** begin Exercise material **

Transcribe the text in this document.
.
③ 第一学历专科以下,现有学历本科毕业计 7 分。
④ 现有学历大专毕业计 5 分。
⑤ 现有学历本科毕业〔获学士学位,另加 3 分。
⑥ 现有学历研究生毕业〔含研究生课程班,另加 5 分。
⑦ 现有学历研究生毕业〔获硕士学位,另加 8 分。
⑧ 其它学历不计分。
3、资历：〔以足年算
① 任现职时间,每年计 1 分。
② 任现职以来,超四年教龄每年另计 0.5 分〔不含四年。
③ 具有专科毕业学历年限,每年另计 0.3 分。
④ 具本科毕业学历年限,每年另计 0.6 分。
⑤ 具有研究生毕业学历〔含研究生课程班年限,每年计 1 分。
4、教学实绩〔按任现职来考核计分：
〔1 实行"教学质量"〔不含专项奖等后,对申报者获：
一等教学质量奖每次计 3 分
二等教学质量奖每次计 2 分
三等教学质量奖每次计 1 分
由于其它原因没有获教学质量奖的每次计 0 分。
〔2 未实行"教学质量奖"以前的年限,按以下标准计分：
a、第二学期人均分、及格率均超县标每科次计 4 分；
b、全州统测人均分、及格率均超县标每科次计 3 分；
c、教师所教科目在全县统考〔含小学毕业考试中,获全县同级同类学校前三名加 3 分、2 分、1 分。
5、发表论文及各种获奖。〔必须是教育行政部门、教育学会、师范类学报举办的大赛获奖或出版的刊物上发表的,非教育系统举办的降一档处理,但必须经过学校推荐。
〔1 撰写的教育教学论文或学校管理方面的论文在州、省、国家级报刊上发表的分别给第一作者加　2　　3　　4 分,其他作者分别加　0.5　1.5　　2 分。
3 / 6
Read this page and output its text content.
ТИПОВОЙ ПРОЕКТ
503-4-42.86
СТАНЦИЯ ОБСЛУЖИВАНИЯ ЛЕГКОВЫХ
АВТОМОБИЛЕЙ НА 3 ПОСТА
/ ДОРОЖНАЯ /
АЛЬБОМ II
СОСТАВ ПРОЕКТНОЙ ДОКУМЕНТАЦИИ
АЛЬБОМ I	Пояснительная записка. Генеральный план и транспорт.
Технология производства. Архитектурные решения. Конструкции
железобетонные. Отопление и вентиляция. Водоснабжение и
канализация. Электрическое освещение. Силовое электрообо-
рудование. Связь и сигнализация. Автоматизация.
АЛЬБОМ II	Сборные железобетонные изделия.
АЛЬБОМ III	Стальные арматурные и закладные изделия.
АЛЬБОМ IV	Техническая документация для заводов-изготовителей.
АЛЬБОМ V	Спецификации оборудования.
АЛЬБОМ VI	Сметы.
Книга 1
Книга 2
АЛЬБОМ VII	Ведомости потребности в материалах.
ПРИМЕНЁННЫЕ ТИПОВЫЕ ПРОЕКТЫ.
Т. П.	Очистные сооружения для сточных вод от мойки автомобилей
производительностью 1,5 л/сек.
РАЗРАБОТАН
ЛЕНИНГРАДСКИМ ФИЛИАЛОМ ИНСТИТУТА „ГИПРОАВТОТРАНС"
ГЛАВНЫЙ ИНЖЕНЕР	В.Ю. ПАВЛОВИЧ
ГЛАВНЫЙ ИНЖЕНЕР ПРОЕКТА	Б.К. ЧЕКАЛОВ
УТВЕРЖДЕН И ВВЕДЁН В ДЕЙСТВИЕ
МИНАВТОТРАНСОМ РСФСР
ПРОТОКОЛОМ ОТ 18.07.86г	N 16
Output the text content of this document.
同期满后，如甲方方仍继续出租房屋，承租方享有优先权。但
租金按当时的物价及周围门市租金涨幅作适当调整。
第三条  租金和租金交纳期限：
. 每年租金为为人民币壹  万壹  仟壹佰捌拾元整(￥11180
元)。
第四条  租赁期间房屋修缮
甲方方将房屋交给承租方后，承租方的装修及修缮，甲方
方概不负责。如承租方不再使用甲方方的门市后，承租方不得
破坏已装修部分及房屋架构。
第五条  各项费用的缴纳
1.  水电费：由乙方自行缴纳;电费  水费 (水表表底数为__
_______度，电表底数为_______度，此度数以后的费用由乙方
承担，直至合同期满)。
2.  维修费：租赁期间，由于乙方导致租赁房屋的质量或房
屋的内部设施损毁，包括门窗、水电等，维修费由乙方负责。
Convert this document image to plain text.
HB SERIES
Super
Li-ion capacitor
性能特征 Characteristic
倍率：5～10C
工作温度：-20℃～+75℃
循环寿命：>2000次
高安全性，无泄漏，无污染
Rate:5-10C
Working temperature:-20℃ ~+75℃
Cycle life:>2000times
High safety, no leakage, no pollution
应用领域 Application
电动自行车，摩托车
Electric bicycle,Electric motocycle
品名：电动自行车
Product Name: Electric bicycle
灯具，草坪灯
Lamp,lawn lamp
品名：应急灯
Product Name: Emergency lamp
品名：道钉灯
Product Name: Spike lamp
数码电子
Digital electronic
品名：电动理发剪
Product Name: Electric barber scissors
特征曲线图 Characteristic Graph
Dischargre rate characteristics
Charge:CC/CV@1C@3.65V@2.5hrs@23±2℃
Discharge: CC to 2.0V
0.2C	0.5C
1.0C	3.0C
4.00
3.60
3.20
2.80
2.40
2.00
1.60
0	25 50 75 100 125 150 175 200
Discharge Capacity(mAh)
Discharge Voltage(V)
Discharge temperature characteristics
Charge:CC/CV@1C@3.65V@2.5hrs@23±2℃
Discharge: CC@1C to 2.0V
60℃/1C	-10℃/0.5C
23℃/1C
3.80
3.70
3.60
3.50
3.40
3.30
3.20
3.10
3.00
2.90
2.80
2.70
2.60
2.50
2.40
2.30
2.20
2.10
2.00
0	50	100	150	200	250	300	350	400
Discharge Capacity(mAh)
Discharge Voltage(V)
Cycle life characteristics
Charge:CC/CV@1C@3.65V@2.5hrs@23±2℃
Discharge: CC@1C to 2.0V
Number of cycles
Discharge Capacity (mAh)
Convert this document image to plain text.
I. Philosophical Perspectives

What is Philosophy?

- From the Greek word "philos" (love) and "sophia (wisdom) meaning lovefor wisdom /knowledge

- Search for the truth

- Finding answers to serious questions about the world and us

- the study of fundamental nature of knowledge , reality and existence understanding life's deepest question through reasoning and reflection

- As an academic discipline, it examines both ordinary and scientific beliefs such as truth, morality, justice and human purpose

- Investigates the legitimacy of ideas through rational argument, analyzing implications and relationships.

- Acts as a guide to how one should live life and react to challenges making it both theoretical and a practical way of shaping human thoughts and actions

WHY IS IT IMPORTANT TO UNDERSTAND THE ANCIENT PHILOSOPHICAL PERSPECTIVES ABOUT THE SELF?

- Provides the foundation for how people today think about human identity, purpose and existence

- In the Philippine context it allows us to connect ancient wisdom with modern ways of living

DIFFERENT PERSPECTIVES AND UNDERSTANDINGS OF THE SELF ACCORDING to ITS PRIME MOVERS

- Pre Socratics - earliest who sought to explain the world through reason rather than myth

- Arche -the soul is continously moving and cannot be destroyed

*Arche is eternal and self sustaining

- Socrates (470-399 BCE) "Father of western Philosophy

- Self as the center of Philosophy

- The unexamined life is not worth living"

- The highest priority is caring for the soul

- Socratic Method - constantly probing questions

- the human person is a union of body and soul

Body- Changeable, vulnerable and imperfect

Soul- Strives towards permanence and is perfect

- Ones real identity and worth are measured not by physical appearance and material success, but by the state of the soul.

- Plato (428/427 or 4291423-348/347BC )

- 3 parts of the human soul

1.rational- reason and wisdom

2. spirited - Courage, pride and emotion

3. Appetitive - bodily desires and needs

** end Exercise material **

→ **Task to carry out**:
Return every line holding the word "questions" from the records.

→ **The response**:
- Finding answers to serious questions about the world and us
- Socratic Method - constantly probing questions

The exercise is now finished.